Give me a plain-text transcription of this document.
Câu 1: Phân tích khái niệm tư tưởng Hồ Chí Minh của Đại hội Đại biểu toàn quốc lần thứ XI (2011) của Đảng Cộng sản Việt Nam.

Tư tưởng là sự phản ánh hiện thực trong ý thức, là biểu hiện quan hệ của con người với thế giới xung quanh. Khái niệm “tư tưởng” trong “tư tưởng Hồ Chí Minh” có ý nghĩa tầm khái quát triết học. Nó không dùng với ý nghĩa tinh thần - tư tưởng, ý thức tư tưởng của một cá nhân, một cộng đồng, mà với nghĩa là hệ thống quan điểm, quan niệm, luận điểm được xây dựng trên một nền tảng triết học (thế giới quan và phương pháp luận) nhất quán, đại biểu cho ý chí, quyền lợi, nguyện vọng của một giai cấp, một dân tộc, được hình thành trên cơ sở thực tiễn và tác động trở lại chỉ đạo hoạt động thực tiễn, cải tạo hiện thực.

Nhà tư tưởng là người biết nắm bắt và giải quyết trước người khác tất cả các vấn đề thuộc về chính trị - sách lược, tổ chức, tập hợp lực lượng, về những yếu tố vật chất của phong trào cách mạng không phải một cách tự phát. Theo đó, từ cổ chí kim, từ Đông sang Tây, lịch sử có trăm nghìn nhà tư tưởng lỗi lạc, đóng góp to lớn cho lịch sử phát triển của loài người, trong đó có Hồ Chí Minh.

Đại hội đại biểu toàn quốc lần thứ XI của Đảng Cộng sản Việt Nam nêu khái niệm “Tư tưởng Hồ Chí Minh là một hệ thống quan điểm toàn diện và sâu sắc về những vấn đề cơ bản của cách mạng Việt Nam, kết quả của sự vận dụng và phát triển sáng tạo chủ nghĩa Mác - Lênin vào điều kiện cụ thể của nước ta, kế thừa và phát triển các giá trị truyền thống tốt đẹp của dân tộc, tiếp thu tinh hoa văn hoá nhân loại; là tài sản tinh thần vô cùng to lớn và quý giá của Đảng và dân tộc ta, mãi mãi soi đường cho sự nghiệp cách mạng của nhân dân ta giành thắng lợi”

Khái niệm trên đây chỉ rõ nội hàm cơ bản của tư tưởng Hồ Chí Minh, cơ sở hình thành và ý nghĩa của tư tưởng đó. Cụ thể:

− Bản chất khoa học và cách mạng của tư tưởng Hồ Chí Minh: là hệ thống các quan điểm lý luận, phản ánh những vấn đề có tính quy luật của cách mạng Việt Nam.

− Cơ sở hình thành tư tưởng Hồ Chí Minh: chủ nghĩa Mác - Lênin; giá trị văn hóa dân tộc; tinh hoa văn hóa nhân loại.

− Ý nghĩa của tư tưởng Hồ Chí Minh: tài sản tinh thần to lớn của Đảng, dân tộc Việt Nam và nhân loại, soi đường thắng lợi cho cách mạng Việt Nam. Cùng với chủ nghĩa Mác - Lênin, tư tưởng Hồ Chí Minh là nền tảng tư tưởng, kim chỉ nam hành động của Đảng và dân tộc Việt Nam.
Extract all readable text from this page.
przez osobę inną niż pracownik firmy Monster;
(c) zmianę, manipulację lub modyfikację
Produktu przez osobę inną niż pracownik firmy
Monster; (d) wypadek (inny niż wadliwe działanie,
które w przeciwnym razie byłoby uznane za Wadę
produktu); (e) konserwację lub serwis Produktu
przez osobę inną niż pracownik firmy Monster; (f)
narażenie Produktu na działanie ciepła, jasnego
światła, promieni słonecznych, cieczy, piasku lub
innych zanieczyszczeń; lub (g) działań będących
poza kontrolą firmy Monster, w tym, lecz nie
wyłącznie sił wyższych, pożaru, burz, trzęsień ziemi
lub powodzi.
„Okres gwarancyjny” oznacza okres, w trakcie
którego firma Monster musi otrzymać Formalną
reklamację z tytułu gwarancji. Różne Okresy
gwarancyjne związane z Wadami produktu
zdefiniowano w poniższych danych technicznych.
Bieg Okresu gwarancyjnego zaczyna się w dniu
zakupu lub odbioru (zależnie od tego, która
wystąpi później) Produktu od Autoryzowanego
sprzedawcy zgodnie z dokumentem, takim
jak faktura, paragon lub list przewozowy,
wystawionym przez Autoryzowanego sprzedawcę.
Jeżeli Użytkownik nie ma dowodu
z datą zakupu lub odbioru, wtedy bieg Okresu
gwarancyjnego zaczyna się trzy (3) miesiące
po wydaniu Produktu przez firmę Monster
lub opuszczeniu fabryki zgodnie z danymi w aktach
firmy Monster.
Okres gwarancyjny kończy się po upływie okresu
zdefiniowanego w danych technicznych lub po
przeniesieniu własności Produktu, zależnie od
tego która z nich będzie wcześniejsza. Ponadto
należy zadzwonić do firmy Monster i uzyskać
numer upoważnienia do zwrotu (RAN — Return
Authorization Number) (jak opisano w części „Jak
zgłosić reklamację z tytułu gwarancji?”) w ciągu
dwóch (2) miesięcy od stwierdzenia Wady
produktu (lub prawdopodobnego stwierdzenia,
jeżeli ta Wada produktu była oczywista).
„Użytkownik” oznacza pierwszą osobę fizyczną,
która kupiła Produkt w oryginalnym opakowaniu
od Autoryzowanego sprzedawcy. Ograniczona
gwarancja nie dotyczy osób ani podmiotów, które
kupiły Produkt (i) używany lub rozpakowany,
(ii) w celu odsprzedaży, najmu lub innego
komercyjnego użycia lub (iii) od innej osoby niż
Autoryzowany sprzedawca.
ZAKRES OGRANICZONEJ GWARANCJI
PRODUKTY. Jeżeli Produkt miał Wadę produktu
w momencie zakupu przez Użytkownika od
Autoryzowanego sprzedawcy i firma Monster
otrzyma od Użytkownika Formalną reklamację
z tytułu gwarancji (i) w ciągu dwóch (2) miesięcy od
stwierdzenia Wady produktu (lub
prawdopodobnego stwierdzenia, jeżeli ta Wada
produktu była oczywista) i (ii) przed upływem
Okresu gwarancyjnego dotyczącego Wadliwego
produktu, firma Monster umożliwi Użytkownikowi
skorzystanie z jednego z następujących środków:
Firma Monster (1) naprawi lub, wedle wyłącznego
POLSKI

Stated problem: Print out all the entries precisely as written.

Output of the exercise:
Give me a plain-text transcription of this document.
Câu 1: Phân tích khái niệm tư tưởng Hồ Chí Minh của Đại hội Đại biểu toàn quốc lần thứ XI (2011) của Đảng Cộng sản Việt Nam.

Tư tưởng là sự phản ánh hiện thực trong ý thức, là biểu hiện quan hệ của con người với thế giới xung quanh. Khái niệm “tư tưởng” trong “tư tưởng Hồ Chí Minh” có ý nghĩa tầm khái quát triết học. Nó không dùng với ý nghĩa tinh thần - tư tưởng, ý thức tư tưởng của một cá nhân, một cộng đồng, mà với nghĩa là hệ thống quan điểm, quan niệm, luận điểm được xây dựng trên một nền tảng triết học (thế giới quan và phương pháp luận) nhất quán, đại biểu cho ý chí, quyền lợi, nguyện vọng của một giai cấp, một dân tộc, được hình thành trên cơ sở thực tiễn và tác động trở lại chỉ đạo hoạt động thực tiễn, cải tạo hiện thực.

Nhà tư tưởng là người biết nắm bắt và giải quyết trước người khác tất cả các vấn đề thuộc về chính trị - sách lược, tổ chức, tập hợp lực lượng, về những yếu tố vật chất của phong trào cách mạng không phải một cách tự phát. Theo đó, từ cổ chí kim, từ Đông sang Tây, lịch sử có trăm nghìn nhà tư tưởng lỗi lạc, đóng góp to lớn cho lịch sử phát triển của loài người, trong đó có Hồ Chí Minh.

Đại hội đại biểu toàn quốc lần thứ XI của Đảng Cộng sản Việt Nam nêu khái niệm “Tư tưởng Hồ Chí Minh là một hệ thống quan điểm toàn diện và sâu sắc về những vấn đề cơ bản của cách mạng Việt Nam, kết quả của sự vận dụng và phát triển sáng tạo chủ nghĩa Mác - Lênin vào điều kiện cụ thể của nước ta, kế thừa và phát triển các giá trị truyền thống tốt đẹp của dân tộc, tiếp thu tinh hoa văn hoá nhân loại; là tài sản tinh thần vô cùng to lớn và quý giá của Đảng và dân tộc ta, mãi mãi soi đường cho sự nghiệp cách mạng của nhân dân ta giành thắng lợi”

Khái niệm trên đây chỉ rõ nội hàm cơ bản của tư tưởng Hồ Chí Minh, cơ sở hình thành và ý nghĩa của tư tưởng đó. Cụ thể:

− Bản chất khoa học và cách mạng của tư tưởng Hồ Chí Minh: là hệ thống các quan điểm lý luận, phản ánh những vấn đề có tính quy luật của cách mạng Việt Nam.

− Cơ sở hình thành tư tưởng Hồ Chí Minh: chủ nghĩa Mác - Lênin; giá trị văn hóa dân tộc; tinh hoa văn hóa nhân loại.

− Ý nghĩa của tư tưởng Hồ Chí Minh: tài sản tinh thần to lớn của Đảng, dân tộc Việt Nam và nhân loại, soi đường thắng lợi cho cách mạng Việt Nam. Cùng với chủ nghĩa Mác - Lênin, tư tưởng Hồ Chí Minh là nền tảng tư tưởng, kim chỉ nam hành động của Đảng và dân tộc Việt Nam.
Extract all readable text from this page.
przez osobę inną niż pracownik firmy Monster;
(c) zmianę, manipulację lub modyfikację
Produktu przez osobę inną niż pracownik firmy
Monster; (d) wypadek (inny niż wadliwe działanie,
które w przeciwnym razie byłoby uznane za Wadę
produktu); (e) konserwację lub serwis Produktu
przez osobę inną niż pracownik firmy Monster; (f)
narażenie Produktu na działanie ciepła, jasnego
światła, promieni słonecznych, cieczy, piasku lub
innych zanieczyszczeń; lub (g) działań będących
poza kontrolą firmy Monster, w tym, lecz nie
wyłącznie sił wyższych, pożaru, burz, trzęsień ziemi
lub powodzi.
„Okres gwarancyjny” oznacza okres, w trakcie
którego firma Monster musi otrzymać Formalną
reklamację z tytułu gwarancji. Różne Okresy
gwarancyjne związane z Wadami produktu
zdefiniowano w poniższych danych technicznych.
Bieg Okresu gwarancyjnego zaczyna się w dniu
zakupu lub odbioru (zależnie od tego, która
wystąpi później) Produktu od Autoryzowanego
sprzedawcy zgodnie z dokumentem, takim
jak faktura, paragon lub list przewozowy,
wystawionym przez Autoryzowanego sprzedawcę.
Jeżeli Użytkownik nie ma dowodu
z datą zakupu lub odbioru, wtedy bieg Okresu
gwarancyjnego zaczyna się trzy (3) miesiące
po wydaniu Produktu przez firmę Monster
lub opuszczeniu fabryki zgodnie z danymi w aktach
firmy Monster.
Okres gwarancyjny kończy się po upływie okresu
zdefiniowanego w danych technicznych lub po
przeniesieniu własności Produktu, zależnie od
tego która z nich będzie wcześniejsza. Ponadto
należy zadzwonić do firmy Monster i uzyskać
numer upoważnienia do zwrotu (RAN — Return
Authorization Number) (jak opisano w części „Jak
zgłosić reklamację z tytułu gwarancji?”) w ciągu
dwóch (2) miesięcy od stwierdzenia Wady
produktu (lub prawdopodobnego stwierdzenia,
jeżeli ta Wada produktu była oczywista).
„Użytkownik” oznacza pierwszą osobę fizyczną,
która kupiła Produkt w oryginalnym opakowaniu
od Autoryzowanego sprzedawcy. Ograniczona
gwarancja nie dotyczy osób ani podmiotów, które
kupiły Produkt (i) używany lub rozpakowany,
(ii) w celu odsprzedaży, najmu lub innego
komercyjnego użycia lub (iii) od innej osoby niż
Autoryzowany sprzedawca.
ZAKRES OGRANICZONEJ GWARANCJI
PRODUKTY. Jeżeli Produkt miał Wadę produktu
w momencie zakupu przez Użytkownika od
Autoryzowanego sprzedawcy i firma Monster
otrzyma od Użytkownika Formalną reklamację
z tytułu gwarancji (i) w ciągu dwóch (2) miesięcy od
stwierdzenia Wady produktu (lub
prawdopodobnego stwierdzenia, jeżeli ta Wada
produktu była oczywista) i (ii) przed upływem
Okresu gwarancyjnego dotyczącego Wadliwego
produktu, firma Monster umożliwi Użytkownikowi
skorzystanie z jednego z następujących środków:
Firma Monster (1) naprawi lub, wedle wyłącznego
POLSKI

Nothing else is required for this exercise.